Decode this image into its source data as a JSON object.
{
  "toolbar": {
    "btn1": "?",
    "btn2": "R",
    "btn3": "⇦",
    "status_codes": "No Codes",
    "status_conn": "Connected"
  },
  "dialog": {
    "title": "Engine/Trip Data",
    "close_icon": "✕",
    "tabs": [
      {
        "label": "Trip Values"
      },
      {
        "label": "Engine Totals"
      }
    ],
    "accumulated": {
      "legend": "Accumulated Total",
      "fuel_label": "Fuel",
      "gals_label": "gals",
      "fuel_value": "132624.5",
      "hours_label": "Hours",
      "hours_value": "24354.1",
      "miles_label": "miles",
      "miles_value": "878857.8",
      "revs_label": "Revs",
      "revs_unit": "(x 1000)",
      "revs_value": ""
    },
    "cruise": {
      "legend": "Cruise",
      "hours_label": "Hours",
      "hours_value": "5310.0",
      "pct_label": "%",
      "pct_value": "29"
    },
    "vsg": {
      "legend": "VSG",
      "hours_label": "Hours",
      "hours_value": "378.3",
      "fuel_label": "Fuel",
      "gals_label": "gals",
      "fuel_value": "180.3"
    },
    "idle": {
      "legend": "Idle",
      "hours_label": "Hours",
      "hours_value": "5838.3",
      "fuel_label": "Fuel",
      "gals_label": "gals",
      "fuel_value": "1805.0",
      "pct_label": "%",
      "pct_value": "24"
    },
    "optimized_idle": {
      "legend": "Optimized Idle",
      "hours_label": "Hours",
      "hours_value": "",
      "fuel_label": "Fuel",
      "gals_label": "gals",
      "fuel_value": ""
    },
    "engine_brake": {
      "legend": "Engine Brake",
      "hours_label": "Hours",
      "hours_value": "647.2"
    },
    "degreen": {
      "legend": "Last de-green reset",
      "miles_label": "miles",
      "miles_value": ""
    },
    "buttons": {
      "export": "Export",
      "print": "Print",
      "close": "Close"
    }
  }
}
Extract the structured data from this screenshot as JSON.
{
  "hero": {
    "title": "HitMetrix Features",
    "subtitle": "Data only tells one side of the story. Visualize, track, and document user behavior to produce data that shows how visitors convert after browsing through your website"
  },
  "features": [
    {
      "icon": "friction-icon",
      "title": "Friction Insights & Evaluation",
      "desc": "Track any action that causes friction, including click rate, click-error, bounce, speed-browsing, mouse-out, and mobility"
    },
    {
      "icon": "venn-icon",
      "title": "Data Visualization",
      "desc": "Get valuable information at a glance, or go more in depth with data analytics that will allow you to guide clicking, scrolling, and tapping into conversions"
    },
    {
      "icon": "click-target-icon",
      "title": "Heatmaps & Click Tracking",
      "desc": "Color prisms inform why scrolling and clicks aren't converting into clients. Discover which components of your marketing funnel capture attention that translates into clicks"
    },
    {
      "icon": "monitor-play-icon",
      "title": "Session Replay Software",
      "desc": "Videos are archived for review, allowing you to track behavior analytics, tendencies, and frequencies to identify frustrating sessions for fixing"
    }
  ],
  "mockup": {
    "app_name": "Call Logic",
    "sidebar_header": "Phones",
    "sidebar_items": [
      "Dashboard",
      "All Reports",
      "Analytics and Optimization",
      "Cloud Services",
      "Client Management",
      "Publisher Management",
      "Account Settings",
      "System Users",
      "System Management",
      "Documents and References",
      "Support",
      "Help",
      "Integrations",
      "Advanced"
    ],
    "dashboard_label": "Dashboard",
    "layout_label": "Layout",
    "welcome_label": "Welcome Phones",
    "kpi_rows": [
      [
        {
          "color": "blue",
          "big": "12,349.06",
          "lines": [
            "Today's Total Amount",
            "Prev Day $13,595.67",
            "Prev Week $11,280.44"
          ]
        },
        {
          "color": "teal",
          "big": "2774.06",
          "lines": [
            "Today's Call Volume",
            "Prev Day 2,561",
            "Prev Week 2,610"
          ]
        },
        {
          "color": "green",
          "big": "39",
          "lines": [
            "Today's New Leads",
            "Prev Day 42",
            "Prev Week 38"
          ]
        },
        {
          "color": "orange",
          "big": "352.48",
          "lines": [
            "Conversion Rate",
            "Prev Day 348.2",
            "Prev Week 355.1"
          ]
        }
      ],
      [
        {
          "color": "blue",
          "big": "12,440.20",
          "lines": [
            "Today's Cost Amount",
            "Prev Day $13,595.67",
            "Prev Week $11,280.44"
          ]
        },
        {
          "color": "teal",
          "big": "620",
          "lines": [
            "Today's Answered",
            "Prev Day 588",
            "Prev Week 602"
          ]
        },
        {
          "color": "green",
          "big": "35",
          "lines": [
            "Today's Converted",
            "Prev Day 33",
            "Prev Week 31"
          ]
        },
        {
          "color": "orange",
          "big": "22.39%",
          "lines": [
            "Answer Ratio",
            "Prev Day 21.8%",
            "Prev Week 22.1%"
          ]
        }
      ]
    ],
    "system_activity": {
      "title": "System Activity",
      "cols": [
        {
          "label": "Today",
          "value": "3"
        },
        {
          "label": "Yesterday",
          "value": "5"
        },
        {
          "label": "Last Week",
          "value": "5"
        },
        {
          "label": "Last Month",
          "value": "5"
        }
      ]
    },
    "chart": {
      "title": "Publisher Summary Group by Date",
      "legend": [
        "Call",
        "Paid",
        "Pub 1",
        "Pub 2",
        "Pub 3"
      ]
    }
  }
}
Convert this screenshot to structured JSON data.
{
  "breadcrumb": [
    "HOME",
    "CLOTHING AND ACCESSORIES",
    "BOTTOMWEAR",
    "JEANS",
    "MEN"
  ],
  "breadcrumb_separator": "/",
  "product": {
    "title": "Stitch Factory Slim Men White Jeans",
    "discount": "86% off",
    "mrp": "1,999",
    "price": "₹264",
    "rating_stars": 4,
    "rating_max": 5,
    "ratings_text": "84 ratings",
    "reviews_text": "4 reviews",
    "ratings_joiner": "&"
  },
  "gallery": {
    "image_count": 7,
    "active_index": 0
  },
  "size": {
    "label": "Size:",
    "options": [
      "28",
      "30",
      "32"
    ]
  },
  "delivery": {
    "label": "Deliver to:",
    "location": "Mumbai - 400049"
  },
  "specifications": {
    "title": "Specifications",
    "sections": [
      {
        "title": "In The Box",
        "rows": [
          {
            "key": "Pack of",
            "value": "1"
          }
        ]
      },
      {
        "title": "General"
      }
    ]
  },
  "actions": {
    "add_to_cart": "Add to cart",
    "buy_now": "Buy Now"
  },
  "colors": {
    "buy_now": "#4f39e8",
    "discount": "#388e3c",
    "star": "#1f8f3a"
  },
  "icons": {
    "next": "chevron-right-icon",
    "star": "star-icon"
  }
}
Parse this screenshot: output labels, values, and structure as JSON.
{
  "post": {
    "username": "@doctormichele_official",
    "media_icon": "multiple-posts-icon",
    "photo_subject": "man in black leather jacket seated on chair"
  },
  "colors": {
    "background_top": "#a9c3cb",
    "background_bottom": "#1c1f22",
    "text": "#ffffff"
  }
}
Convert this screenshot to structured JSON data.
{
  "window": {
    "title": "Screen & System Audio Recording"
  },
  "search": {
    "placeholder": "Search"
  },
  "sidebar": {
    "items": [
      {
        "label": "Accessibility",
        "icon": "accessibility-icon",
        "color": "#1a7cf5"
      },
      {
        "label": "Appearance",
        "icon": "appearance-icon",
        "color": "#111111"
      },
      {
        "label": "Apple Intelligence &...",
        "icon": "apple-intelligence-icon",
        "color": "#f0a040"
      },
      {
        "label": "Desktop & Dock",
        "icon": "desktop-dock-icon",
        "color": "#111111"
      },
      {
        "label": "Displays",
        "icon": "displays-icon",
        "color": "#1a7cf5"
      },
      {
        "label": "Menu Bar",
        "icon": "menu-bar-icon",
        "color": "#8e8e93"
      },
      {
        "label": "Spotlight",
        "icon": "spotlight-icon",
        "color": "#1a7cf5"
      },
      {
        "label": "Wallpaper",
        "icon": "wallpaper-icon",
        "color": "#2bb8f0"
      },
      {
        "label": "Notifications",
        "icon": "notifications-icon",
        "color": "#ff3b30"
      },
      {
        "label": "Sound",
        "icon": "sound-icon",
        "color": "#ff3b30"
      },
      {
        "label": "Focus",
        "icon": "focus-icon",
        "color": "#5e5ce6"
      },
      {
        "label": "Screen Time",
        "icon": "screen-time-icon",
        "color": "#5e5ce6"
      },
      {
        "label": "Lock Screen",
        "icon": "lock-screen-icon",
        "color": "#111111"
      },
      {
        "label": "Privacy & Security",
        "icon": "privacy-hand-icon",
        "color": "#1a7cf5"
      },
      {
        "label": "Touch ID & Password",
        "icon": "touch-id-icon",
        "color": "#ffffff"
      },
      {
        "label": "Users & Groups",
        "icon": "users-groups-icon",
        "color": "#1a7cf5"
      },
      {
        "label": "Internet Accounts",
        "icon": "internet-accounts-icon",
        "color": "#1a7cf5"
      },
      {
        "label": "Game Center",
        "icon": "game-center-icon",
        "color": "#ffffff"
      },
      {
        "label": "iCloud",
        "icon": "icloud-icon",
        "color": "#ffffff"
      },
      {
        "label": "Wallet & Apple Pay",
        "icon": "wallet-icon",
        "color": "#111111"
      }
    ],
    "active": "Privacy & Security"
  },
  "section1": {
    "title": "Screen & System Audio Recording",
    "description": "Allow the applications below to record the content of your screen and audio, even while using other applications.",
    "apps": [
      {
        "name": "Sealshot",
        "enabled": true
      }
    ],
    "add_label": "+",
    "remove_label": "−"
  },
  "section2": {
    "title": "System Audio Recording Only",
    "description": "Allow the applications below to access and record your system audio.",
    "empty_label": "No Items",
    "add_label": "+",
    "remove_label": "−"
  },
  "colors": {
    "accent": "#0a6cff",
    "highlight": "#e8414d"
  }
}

····················

■ What is required
Across the entries, how many lines hold the word "Recording"? Say only the number.

■ Written solution
3